Layout element annotations:
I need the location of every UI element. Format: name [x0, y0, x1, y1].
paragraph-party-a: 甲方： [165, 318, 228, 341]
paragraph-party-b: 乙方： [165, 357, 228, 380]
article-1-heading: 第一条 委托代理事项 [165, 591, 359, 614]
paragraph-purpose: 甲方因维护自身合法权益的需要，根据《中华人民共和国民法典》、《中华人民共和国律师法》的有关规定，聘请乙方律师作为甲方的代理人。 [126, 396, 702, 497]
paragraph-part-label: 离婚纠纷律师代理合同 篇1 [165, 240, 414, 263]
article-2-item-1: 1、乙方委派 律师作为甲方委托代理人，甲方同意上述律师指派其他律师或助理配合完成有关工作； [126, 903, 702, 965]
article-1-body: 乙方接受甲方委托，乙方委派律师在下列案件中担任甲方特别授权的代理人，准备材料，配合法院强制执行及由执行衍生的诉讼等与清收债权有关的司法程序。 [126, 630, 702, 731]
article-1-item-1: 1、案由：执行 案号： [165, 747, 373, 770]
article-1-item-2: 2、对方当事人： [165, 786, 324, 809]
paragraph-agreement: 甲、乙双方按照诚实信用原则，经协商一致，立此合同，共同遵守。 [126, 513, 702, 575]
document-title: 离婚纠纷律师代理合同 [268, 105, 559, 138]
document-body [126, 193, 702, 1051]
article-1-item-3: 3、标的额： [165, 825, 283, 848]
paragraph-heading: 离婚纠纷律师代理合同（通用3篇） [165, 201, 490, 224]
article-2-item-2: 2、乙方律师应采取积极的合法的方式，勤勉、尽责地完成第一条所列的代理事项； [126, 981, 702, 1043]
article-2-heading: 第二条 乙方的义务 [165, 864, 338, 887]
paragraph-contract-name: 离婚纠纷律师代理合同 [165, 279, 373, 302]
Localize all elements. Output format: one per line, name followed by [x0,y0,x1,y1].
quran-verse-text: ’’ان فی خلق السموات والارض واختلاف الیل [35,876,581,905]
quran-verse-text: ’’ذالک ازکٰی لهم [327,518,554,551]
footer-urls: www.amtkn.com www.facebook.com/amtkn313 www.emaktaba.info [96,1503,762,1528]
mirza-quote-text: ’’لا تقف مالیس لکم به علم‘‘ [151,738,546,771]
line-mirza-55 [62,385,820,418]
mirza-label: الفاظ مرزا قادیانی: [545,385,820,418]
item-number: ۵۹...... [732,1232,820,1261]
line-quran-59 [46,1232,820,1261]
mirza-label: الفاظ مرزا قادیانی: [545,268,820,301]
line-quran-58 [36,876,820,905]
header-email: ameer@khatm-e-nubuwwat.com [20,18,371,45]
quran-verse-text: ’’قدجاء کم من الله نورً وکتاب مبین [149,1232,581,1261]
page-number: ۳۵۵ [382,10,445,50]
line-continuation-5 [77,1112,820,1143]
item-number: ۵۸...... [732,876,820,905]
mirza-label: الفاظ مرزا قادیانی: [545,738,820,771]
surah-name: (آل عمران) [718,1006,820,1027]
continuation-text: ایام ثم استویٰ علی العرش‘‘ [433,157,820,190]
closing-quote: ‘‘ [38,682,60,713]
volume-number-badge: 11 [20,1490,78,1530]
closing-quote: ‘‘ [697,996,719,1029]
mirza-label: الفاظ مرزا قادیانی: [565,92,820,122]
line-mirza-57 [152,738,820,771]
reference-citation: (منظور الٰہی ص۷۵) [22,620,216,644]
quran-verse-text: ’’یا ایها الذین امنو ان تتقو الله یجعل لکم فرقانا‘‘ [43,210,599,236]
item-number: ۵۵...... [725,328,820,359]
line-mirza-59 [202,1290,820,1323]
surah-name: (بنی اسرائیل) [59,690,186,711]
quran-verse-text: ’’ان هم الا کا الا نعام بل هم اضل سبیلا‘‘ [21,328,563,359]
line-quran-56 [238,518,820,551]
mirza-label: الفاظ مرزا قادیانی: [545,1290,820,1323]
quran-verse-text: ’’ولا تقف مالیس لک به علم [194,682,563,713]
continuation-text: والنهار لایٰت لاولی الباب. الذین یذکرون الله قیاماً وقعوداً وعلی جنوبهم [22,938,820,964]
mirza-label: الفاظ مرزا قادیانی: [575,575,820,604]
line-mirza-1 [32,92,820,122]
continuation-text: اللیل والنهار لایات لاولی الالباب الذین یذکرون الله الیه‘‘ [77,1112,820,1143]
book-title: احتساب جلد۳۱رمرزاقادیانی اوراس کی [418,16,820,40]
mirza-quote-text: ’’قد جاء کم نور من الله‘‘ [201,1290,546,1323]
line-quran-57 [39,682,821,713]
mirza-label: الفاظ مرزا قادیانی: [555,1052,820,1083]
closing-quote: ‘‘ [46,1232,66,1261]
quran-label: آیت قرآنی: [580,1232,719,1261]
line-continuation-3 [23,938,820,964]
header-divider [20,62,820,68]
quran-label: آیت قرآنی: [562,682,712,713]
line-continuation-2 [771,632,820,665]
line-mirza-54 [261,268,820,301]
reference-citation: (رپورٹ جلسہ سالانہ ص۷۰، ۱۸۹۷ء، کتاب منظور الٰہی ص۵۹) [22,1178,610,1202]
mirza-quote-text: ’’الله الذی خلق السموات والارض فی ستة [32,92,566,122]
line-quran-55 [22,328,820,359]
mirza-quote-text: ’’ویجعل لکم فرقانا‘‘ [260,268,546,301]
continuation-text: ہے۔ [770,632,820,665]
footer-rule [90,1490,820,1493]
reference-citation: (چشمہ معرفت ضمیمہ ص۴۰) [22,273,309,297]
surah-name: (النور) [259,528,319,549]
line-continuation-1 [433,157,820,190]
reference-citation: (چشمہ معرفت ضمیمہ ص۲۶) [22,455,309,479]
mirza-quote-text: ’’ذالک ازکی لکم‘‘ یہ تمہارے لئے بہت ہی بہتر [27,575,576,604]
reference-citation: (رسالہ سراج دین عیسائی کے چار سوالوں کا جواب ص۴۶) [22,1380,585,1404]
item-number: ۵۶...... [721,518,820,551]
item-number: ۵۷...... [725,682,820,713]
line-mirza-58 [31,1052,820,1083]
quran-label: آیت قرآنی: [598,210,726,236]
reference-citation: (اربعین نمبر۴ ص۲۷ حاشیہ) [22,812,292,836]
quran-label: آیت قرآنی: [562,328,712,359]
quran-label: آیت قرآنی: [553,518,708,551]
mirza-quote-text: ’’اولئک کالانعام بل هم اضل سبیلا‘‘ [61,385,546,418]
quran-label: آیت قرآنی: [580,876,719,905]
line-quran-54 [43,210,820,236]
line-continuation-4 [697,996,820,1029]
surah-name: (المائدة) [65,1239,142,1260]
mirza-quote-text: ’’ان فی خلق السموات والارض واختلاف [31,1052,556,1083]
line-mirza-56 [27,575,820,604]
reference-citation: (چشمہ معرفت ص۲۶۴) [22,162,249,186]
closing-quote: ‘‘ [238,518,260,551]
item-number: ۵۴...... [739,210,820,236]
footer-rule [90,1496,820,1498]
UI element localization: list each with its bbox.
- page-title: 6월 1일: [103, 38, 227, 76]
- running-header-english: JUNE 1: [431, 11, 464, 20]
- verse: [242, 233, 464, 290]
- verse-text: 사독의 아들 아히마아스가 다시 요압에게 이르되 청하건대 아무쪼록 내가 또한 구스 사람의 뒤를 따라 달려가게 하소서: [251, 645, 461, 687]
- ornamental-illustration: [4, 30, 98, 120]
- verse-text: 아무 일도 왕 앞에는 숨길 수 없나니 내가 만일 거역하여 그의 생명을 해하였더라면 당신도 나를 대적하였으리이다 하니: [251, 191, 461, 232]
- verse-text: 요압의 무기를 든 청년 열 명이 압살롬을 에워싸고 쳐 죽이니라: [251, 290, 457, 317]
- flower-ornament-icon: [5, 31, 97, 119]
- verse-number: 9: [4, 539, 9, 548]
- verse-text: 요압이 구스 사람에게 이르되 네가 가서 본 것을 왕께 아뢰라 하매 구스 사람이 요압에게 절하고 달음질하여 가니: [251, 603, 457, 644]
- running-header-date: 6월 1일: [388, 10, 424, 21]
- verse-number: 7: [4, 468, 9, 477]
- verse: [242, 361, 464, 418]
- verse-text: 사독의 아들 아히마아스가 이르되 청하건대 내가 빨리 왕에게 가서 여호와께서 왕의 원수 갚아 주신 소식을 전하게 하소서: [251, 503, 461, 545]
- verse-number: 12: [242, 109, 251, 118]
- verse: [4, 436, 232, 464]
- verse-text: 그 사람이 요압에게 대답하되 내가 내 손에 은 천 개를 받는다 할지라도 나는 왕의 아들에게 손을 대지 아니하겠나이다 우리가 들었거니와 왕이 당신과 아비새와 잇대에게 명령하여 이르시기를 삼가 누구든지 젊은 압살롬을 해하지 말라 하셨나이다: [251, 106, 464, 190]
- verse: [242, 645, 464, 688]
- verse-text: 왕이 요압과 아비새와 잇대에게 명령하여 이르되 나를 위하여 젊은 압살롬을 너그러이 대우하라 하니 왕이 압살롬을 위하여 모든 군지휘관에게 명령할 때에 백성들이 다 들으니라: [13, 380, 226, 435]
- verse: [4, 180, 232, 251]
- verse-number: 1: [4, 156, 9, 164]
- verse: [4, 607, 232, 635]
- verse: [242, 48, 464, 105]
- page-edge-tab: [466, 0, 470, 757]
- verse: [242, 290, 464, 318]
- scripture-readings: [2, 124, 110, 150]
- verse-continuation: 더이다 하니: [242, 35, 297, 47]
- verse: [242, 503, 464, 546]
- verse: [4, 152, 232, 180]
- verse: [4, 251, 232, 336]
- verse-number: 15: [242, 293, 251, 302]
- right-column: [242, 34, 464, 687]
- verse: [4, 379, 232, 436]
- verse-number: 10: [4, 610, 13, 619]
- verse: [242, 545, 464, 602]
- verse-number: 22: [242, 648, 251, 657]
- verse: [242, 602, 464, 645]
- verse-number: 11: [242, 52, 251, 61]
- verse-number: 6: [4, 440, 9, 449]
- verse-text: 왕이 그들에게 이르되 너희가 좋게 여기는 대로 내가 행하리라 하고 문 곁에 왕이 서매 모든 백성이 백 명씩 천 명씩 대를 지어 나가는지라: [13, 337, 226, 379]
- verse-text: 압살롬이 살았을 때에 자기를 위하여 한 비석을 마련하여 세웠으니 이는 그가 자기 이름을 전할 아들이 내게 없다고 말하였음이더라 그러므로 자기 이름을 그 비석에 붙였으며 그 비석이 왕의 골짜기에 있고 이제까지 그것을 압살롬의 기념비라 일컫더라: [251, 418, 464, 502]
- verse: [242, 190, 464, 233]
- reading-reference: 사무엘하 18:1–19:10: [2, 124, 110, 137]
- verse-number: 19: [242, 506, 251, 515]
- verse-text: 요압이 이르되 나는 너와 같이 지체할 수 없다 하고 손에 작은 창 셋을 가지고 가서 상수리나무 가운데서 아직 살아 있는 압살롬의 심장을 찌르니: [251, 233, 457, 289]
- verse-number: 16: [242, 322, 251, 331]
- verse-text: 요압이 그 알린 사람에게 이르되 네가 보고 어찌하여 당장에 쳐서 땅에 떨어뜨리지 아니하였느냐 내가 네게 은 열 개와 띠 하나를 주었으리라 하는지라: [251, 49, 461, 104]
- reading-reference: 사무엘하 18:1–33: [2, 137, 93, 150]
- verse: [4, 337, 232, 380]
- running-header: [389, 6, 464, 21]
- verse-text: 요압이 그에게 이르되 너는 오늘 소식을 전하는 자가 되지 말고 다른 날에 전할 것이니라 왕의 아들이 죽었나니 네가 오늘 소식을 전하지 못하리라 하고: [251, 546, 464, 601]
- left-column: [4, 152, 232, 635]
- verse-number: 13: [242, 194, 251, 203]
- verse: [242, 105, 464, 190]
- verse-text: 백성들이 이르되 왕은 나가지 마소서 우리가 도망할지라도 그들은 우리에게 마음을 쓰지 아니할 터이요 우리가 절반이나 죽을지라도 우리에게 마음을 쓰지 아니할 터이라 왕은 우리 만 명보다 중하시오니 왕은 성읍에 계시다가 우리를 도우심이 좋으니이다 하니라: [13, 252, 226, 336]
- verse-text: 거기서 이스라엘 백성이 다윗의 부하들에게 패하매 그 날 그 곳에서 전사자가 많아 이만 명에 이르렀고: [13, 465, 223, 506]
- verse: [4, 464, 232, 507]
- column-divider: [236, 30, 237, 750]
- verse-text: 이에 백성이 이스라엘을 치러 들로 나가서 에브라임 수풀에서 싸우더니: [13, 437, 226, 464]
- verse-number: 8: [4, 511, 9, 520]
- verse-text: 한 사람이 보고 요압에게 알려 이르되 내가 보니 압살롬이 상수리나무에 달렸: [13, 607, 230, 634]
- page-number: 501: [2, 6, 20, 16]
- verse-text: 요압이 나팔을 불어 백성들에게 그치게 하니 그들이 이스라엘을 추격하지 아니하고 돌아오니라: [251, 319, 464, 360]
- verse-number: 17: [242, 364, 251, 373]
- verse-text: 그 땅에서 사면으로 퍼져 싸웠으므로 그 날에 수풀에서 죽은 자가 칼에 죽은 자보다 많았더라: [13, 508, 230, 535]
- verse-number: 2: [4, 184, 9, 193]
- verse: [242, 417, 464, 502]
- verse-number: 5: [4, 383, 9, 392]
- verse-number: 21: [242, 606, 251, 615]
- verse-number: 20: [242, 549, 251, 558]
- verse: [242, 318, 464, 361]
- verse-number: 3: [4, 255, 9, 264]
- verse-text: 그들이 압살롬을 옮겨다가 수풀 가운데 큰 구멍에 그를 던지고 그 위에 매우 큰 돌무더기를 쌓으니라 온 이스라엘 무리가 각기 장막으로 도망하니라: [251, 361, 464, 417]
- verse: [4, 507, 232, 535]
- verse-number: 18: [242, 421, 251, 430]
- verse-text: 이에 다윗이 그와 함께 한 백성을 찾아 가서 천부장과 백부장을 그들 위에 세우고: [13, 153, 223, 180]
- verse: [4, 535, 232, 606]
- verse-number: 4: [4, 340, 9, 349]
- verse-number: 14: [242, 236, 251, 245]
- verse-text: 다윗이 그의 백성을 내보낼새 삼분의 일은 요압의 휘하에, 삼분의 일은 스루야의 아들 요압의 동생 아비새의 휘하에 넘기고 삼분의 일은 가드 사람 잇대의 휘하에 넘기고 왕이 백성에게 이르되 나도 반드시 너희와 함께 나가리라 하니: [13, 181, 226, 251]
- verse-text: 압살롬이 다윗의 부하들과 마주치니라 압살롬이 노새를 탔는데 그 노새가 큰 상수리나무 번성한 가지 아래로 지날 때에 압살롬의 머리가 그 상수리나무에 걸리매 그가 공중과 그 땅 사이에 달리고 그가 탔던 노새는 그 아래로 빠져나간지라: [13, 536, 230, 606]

_Work instructions:_ Transcribe the items word for word, from the start of the items through the line containing "document-body [126, 193, 702, 1051]", including both ends.

_Solution below:_
I need the location of every UI element. Format: name [x0, y0, x1, y1].
paragraph-party-a: 甲方： [165, 318, 228, 341]
paragraph-party-b: 乙方： [165, 357, 228, 380]
article-1-heading: 第一条 委托代理事项 [165, 591, 359, 614]
paragraph-purpose: 甲方因维护自身合法权益的需要，根据《中华人民共和国民法典》、《中华人民共和国律师法》的有关规定，聘请乙方律师作为甲方的代理人。 [126, 396, 702, 497]
paragraph-part-label: 离婚纠纷律师代理合同 篇1 [165, 240, 414, 263]
article-2-item-1: 1、乙方委派 律师作为甲方委托代理人，甲方同意上述律师指派其他律师或助理配合完成有关工作； [126, 903, 702, 965]
article-1-body: 乙方接受甲方委托，乙方委派律师在下列案件中担任甲方特别授权的代理人，准备材料，配合法院强制执行及由执行衍生的诉讼等与清收债权有关的司法程序。 [126, 630, 702, 731]
article-1-item-1: 1、案由：执行 案号： [165, 747, 373, 770]
article-1-item-2: 2、对方当事人： [165, 786, 324, 809]
paragraph-agreement: 甲、乙双方按照诚实信用原则，经协商一致，立此合同，共同遵守。 [126, 513, 702, 575]
document-title: 离婚纠纷律师代理合同 [268, 105, 559, 138]
document-body [126, 193, 702, 1051]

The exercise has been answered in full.